*Data entries*
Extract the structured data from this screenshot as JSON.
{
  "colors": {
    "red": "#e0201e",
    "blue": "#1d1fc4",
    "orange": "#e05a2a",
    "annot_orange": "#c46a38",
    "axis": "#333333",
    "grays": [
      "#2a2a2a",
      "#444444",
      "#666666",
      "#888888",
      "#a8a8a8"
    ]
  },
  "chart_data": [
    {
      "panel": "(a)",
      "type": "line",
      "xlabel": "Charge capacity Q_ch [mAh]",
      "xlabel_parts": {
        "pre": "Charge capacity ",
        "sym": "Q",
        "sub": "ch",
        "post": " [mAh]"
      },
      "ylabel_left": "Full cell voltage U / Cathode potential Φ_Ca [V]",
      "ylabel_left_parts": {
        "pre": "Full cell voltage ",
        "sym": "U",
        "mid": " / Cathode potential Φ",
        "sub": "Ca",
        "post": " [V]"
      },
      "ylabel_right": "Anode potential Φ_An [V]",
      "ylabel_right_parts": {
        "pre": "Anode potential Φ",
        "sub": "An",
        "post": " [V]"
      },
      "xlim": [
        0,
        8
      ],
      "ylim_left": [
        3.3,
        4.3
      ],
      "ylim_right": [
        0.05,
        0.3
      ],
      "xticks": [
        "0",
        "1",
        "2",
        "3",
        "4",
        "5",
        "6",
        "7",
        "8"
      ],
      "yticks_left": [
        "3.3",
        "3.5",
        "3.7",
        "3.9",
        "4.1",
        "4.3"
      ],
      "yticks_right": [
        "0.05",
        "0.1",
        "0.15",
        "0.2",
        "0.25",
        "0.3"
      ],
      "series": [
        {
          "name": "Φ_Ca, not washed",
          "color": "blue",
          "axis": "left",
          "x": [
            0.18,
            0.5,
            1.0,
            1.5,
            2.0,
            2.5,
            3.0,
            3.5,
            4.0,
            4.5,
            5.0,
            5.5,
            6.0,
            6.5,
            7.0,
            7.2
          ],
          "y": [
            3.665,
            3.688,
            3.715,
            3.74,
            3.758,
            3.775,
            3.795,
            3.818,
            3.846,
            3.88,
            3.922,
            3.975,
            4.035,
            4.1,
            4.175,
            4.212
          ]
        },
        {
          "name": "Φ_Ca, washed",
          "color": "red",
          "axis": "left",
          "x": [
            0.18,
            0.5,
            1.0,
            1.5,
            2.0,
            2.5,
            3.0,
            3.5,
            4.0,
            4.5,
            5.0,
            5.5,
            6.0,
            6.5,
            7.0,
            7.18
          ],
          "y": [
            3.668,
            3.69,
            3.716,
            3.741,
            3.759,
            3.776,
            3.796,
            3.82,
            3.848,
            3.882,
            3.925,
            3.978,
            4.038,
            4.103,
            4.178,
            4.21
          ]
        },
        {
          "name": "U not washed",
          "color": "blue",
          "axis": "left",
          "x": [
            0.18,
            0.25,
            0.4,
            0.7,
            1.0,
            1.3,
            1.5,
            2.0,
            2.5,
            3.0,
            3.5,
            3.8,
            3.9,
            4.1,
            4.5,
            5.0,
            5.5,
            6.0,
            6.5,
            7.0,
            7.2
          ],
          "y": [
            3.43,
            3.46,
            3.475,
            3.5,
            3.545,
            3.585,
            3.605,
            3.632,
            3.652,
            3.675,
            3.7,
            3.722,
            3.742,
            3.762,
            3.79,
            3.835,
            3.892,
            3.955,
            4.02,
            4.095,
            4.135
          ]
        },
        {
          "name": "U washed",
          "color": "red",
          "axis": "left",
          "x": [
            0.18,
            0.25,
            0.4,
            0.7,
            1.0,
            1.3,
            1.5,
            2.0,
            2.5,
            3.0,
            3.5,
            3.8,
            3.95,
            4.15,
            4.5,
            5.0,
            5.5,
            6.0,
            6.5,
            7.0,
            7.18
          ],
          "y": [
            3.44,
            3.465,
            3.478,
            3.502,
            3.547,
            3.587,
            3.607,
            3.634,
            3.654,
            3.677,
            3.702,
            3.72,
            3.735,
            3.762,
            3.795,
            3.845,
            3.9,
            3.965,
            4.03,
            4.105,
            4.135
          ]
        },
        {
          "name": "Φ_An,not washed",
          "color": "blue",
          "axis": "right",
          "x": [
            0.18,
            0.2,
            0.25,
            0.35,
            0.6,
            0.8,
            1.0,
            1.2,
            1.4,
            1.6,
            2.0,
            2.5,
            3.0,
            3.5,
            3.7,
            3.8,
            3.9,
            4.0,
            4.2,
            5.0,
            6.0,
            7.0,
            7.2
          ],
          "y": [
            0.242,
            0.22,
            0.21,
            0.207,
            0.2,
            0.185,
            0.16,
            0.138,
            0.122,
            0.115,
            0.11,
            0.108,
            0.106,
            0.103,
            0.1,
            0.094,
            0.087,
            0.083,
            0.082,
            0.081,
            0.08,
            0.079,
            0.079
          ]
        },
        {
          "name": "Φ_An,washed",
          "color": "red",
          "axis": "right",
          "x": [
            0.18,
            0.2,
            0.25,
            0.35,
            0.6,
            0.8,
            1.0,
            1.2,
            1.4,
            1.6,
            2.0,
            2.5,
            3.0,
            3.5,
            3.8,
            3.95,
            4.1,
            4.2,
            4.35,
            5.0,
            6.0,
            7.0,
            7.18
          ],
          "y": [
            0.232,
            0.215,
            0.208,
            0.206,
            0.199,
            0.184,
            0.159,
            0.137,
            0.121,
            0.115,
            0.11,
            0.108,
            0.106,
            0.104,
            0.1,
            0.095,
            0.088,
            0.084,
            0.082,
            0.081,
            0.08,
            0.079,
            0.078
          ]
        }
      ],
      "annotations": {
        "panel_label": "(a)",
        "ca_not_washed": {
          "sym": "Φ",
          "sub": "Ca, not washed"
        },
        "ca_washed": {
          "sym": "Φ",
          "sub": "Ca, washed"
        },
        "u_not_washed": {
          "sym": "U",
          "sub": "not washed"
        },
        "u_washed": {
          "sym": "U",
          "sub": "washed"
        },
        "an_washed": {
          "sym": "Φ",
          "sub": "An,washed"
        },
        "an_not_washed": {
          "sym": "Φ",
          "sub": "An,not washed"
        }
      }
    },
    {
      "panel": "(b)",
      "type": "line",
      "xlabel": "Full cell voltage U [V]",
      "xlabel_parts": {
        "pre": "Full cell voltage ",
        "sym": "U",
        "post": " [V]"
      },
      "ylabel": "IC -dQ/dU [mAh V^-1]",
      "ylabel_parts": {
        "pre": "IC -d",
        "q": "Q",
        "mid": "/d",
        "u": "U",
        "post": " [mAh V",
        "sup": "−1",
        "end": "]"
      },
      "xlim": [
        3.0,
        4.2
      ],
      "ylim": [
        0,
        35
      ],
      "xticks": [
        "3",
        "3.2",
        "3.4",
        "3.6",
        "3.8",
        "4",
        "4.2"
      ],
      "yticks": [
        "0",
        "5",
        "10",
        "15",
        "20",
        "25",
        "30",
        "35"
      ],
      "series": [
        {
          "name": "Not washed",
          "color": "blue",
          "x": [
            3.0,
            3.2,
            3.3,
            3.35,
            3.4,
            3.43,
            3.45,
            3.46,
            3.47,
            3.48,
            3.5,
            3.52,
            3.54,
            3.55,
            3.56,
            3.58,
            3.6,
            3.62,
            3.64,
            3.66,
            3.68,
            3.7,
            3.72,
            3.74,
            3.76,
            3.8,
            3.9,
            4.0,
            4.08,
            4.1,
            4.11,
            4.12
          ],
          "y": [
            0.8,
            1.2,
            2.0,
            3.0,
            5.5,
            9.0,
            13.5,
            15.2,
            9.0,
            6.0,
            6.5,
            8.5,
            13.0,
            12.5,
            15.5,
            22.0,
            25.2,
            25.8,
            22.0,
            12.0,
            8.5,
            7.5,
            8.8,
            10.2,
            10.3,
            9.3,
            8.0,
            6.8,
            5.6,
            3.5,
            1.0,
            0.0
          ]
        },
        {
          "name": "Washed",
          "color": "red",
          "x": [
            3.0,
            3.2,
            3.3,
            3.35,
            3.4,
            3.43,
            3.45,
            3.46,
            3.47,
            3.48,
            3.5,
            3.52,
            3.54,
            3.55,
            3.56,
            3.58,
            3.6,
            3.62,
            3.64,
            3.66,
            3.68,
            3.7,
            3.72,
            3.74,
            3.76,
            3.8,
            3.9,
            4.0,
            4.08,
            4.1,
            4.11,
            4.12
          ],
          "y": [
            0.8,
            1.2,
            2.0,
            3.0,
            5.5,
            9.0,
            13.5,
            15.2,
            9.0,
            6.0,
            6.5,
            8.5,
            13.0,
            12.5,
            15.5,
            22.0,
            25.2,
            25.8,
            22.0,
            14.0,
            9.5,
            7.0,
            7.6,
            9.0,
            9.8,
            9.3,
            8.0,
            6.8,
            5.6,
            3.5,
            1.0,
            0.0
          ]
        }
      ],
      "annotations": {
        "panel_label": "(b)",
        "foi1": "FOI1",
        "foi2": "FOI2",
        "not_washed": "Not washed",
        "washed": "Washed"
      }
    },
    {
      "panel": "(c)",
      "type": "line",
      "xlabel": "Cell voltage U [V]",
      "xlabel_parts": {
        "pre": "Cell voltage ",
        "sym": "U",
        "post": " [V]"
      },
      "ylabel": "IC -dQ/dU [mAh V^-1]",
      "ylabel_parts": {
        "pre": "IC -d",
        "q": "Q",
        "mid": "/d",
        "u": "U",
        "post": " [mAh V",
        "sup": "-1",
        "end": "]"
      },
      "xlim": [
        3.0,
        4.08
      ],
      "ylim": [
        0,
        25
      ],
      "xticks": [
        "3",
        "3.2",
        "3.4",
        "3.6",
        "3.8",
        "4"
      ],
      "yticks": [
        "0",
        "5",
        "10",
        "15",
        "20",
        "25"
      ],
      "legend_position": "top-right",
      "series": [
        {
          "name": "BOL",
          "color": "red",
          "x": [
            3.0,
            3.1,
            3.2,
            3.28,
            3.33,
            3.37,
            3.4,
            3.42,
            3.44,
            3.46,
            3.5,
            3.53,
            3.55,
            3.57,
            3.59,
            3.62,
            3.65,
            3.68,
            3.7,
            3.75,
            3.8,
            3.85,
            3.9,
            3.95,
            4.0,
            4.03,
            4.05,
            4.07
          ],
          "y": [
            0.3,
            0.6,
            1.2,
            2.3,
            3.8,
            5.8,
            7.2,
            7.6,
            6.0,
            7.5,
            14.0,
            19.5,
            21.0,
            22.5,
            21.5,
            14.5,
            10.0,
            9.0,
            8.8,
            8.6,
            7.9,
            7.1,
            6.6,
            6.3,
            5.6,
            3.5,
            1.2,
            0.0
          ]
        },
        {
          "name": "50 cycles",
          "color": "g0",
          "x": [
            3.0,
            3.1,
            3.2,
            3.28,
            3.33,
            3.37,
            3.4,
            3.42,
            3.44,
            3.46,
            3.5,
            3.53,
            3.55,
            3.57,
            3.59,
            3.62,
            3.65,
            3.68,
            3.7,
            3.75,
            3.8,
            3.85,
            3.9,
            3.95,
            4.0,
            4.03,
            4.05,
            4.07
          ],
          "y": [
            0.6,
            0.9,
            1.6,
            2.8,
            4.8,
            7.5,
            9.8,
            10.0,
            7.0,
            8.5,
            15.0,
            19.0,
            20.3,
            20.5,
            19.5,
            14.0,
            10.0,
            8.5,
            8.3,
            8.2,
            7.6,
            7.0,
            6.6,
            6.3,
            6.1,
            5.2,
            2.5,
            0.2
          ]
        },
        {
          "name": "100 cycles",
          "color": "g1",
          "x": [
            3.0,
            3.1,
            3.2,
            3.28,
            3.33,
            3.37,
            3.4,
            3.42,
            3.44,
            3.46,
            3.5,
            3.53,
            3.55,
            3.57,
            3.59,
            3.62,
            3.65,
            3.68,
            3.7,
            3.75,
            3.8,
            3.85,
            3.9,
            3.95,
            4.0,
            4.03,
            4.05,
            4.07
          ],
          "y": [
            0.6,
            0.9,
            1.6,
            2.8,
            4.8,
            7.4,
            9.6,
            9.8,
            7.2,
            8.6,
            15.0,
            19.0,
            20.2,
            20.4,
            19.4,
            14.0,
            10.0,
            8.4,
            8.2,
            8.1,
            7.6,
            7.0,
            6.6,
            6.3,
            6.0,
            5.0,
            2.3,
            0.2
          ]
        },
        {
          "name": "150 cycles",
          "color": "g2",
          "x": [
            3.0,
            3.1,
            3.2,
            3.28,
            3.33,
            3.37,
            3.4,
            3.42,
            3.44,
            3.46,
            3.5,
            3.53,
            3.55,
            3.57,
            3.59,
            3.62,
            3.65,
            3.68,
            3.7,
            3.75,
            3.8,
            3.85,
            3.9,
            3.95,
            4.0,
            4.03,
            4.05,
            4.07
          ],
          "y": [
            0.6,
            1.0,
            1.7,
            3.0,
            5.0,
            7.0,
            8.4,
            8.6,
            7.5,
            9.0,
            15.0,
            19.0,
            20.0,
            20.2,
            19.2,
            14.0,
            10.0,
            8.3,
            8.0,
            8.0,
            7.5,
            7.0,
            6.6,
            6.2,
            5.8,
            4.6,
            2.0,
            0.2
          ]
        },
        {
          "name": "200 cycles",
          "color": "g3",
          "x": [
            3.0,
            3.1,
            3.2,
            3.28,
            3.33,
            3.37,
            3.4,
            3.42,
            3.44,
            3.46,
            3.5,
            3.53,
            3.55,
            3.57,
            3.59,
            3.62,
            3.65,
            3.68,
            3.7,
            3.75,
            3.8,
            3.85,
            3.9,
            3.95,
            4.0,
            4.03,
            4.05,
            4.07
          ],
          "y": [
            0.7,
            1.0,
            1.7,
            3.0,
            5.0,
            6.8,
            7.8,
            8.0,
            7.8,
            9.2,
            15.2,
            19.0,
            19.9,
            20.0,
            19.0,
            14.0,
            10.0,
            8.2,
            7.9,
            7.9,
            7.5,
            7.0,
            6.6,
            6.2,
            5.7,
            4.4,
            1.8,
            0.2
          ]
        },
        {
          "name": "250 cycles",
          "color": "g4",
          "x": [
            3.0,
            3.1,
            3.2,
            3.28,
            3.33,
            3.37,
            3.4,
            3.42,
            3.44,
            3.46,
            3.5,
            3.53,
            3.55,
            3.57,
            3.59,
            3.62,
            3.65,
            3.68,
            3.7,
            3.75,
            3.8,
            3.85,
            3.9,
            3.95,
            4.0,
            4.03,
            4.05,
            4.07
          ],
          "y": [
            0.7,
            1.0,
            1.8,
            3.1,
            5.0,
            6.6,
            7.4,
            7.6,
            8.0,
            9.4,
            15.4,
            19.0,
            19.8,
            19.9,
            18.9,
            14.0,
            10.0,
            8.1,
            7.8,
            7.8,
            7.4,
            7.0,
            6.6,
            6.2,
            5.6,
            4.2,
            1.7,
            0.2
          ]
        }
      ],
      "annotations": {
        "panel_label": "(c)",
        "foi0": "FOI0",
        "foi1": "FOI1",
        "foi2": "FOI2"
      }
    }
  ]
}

* * *

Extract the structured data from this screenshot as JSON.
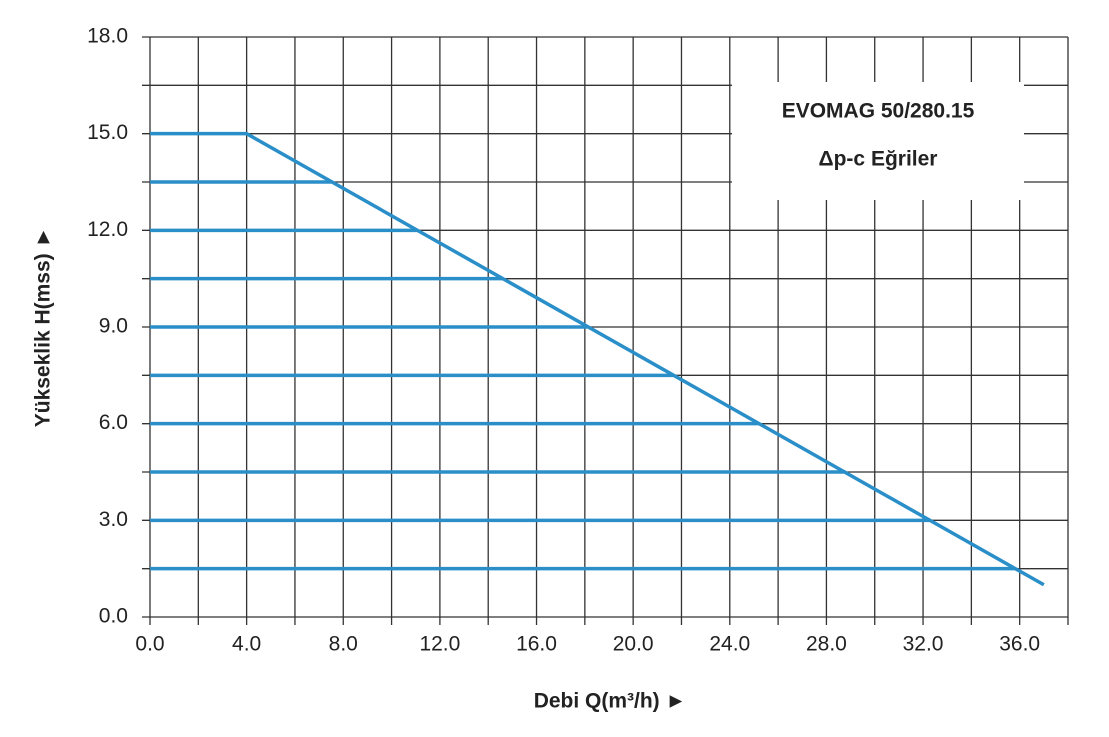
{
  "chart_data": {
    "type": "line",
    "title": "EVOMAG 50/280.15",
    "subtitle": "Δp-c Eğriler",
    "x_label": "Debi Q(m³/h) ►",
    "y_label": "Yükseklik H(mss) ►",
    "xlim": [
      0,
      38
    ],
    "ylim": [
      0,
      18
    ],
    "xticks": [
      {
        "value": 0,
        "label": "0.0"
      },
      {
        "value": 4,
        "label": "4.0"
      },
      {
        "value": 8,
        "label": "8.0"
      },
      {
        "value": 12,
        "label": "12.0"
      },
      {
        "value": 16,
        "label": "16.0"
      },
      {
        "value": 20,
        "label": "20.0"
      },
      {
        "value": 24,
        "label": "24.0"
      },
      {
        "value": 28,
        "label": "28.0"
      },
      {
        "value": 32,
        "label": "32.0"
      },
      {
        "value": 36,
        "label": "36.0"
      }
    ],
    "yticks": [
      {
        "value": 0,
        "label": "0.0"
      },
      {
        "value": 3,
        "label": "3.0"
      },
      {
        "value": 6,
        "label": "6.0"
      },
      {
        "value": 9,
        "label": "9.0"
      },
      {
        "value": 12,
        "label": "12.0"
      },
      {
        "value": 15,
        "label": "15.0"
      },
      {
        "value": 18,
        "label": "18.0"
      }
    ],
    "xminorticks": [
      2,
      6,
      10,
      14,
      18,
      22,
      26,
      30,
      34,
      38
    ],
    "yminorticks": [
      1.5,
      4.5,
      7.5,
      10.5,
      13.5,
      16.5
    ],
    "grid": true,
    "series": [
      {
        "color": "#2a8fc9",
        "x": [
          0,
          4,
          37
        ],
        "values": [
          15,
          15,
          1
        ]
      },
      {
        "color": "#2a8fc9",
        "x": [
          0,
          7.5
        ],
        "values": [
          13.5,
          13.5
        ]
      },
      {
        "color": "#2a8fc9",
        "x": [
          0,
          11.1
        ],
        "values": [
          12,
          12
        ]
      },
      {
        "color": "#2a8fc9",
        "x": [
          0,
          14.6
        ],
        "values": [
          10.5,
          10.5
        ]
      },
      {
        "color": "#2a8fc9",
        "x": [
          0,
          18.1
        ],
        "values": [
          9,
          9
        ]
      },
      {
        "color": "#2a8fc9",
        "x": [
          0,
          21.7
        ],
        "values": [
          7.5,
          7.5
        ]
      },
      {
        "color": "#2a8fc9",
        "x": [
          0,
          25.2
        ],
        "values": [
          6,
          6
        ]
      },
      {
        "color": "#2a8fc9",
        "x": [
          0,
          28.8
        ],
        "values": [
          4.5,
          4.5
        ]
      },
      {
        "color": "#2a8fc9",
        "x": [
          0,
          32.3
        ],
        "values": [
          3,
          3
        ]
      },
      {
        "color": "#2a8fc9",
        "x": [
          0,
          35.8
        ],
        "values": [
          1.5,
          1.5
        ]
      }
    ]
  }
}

*Work to complete*
List all lines from the entries that include the word "potential".

*Solution*
      "ylabel_left": "Full cell voltage U / Cathode potential Φ_Ca [V]",
        "mid": " / Cathode potential Φ",
      "ylabel_right": "Anode potential Φ_An [V]",
        "pre": "Anode potential Φ",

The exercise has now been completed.